## Extracted text
↓↓↓

No CSPRNG Brings Risk to All WordPress Websites

No CSPRNG Brings Risk to All WordPress Websites

Thanks to the lack of CSPRNG (deciphered as cryptographically secure pseudorandom number generator), any WordPress website existing is now at risk from attackers. It should be said that there is a patch; however more work is needed so that it can be truly viable.

The generator CSPRNG is a mechanism which produces random numbers on the computer that could be used for cryptography, for example generating a key or salts. These numbers are in fact pseudorandom, as the truly random string can be produced only at a theoretical level

That bug was discovered by Scott Arciszewski, a web programmer from Orlando, Florida. Mr. Arciszewski informed the maintainers of WordPress that they need to create a CSPRNG mechanism into the platform so that to eliminate even the slightest chance of someone to predict the token that is applied for resetting the passwords. According to the web programmer everyone who is able to achieve that will be able to take over the vulnerable WordPress websites. Currently, there is no evidence for such a method to be available to accomplish that.

↑↑↑

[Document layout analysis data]
↓↓↓

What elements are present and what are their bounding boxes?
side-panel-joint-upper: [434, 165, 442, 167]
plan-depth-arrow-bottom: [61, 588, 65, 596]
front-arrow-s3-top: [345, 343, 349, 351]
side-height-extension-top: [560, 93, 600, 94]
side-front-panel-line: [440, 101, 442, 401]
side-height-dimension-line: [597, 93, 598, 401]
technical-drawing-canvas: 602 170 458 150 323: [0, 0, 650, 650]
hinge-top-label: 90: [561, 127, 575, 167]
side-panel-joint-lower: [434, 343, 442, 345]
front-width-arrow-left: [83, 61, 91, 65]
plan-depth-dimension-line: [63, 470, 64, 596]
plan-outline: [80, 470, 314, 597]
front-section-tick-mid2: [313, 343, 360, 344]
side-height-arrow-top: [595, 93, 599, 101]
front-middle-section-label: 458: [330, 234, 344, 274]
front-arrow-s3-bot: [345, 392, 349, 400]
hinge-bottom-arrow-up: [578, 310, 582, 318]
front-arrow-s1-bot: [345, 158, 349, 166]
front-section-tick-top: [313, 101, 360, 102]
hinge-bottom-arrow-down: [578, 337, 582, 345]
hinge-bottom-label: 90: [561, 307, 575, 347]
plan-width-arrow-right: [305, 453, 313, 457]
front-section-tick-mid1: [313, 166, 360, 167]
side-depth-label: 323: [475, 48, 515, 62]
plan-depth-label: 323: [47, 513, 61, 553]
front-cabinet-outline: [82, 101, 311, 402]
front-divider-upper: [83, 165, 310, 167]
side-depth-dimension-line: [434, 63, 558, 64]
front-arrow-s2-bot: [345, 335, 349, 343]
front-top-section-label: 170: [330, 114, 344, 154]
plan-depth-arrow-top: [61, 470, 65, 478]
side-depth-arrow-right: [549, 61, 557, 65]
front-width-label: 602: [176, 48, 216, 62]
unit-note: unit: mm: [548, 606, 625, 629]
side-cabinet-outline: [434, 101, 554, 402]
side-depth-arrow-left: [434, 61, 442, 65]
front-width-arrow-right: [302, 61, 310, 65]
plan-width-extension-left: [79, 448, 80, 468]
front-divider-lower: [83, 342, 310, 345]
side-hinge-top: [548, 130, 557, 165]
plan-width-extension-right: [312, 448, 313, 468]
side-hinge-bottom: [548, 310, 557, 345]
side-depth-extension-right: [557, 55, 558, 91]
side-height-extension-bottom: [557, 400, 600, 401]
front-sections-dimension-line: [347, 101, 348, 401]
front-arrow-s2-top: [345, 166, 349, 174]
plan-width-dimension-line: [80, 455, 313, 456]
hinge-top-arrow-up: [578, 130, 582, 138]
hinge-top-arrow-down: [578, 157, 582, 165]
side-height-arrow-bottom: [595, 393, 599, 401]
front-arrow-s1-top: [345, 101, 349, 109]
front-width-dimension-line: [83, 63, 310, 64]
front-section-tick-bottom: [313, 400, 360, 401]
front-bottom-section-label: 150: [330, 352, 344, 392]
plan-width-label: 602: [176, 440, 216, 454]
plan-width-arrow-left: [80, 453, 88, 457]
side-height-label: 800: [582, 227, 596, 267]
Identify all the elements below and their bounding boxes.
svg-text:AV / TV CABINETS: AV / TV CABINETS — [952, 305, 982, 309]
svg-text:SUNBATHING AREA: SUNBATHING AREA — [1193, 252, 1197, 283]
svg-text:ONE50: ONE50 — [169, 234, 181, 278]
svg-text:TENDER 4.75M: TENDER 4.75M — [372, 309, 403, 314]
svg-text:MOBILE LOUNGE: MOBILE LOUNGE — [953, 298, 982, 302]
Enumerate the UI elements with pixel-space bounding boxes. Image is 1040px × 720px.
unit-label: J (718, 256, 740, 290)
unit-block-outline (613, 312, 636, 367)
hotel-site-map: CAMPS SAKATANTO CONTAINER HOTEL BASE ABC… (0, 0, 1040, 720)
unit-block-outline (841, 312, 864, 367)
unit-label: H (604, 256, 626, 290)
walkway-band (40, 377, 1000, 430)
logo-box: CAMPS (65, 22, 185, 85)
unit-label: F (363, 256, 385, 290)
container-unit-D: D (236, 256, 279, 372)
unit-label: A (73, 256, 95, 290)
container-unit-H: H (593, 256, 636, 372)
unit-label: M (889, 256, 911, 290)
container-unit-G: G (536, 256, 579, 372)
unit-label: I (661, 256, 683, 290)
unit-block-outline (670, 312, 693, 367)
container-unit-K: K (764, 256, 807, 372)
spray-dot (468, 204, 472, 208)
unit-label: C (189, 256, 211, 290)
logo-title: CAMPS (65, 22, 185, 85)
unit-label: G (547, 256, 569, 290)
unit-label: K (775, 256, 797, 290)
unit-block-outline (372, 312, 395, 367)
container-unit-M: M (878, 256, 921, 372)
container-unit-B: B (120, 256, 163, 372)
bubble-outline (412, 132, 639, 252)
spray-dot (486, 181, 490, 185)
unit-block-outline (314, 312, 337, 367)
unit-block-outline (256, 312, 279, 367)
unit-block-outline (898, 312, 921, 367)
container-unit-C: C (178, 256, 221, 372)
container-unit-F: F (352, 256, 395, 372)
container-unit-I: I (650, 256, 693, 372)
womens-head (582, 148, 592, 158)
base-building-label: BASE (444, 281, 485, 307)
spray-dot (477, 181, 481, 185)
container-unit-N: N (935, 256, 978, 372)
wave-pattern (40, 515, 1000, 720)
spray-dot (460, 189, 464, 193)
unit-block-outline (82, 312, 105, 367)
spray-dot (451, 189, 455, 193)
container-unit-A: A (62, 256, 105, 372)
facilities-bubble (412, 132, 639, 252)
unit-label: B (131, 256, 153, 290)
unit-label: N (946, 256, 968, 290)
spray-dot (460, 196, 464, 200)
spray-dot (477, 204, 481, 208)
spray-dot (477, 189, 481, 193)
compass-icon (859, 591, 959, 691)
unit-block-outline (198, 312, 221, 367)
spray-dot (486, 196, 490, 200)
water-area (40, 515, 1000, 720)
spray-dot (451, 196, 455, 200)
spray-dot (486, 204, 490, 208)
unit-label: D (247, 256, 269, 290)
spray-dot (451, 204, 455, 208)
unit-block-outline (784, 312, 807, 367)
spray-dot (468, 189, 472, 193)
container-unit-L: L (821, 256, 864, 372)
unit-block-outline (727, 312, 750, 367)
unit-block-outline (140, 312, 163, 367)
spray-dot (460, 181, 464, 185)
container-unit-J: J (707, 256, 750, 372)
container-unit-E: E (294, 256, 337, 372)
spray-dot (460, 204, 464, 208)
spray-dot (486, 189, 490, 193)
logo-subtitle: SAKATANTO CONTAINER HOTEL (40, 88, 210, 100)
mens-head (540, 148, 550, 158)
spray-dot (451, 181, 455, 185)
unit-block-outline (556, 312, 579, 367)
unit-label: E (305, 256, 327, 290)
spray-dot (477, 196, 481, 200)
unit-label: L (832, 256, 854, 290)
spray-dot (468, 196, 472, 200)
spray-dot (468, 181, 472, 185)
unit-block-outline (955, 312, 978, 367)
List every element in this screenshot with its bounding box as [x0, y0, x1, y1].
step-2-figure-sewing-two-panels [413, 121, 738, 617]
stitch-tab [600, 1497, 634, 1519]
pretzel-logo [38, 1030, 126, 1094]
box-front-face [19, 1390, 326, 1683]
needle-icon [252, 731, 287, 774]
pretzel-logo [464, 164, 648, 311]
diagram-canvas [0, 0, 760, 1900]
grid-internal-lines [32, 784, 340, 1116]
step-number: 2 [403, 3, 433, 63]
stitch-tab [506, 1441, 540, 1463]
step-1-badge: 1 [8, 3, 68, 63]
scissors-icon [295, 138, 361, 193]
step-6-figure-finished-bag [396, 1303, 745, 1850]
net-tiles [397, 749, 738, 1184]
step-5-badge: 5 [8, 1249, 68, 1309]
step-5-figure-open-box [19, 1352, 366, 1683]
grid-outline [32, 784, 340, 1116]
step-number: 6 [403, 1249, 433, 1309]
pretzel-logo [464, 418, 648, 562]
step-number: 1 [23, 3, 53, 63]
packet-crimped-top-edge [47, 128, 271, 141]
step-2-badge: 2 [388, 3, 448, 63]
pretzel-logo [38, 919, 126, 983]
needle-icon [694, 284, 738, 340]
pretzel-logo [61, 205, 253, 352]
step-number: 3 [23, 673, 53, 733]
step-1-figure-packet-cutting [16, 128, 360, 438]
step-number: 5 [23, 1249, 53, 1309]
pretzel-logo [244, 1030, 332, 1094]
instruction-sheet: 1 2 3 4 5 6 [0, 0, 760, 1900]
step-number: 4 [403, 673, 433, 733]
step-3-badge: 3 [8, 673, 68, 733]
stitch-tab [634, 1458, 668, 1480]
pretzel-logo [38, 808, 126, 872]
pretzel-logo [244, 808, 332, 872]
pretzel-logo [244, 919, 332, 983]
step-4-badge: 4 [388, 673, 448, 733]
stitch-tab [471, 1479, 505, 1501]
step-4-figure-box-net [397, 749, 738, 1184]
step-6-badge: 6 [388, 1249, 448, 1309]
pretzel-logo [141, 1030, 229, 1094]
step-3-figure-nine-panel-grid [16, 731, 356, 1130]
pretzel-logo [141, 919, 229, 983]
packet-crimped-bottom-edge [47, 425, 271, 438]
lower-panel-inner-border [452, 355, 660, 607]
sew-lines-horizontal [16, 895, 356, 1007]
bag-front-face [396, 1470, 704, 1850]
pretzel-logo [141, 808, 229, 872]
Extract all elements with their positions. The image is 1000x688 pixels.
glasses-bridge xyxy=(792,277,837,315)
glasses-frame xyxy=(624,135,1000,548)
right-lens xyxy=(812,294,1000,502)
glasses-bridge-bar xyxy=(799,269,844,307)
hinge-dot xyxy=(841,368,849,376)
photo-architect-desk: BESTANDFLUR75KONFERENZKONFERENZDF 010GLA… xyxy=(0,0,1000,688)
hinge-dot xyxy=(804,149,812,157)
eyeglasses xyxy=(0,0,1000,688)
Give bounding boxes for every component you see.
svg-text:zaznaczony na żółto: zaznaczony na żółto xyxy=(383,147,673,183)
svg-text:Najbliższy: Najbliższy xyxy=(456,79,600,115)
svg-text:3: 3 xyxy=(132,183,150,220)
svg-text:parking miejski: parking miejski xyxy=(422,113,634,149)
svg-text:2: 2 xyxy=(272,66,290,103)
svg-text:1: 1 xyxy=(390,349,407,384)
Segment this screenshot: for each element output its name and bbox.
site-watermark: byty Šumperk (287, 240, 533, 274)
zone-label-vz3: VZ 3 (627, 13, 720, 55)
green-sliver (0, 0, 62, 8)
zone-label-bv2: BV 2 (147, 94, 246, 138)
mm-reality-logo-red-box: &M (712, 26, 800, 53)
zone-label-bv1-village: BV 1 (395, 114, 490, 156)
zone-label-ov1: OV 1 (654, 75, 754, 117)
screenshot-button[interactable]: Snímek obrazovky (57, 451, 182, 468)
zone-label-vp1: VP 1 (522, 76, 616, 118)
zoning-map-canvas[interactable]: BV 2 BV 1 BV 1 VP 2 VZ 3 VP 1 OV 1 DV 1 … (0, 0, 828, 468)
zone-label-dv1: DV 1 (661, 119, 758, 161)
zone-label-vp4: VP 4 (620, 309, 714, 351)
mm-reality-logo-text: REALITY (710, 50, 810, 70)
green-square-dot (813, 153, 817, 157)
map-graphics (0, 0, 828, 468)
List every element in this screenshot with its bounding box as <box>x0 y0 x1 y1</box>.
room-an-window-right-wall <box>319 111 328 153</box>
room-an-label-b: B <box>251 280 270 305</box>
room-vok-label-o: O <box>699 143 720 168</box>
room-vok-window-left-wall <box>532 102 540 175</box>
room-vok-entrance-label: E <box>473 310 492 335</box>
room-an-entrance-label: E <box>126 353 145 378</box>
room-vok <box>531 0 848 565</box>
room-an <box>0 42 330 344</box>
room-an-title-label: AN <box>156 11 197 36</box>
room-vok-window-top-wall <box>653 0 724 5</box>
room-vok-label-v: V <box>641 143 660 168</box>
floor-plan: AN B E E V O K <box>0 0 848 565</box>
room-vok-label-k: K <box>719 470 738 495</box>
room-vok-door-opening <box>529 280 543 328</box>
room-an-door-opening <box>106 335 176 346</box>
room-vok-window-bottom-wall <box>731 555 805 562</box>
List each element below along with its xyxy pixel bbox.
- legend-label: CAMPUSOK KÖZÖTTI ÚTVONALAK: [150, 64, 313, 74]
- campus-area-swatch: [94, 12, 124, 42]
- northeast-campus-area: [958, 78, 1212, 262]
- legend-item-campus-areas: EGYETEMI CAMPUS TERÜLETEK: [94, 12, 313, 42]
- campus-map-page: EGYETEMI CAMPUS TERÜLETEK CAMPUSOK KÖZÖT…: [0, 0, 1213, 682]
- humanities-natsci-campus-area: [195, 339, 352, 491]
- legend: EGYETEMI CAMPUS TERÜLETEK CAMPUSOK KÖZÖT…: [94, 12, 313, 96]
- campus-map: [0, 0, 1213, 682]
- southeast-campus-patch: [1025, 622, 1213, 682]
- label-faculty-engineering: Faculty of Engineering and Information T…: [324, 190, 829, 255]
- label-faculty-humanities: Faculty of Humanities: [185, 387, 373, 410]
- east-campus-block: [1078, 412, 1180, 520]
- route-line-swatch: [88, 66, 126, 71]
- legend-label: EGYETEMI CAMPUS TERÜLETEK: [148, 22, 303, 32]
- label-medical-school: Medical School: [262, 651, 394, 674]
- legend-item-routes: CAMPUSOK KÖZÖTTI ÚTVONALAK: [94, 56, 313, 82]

↑↑↑

## What to do
Continue the article on WordPress lacking a CSPRNG, starting after its final sentence.

## Expected output
Scott Arciszewski has been trying to bring that issue to the maintainers of WordPress on several occasions, one being on the WordCamp Orlando conference focused on how WordPress can be used more effectively. The programmer is also offering a fix for the issue, created by him, which is to be integrated in WordPress.

Currently, WordPress is being used by more than 75 million websites but cybercriminals might not be enticed to look into the problem because of the complexity of creating an exploit.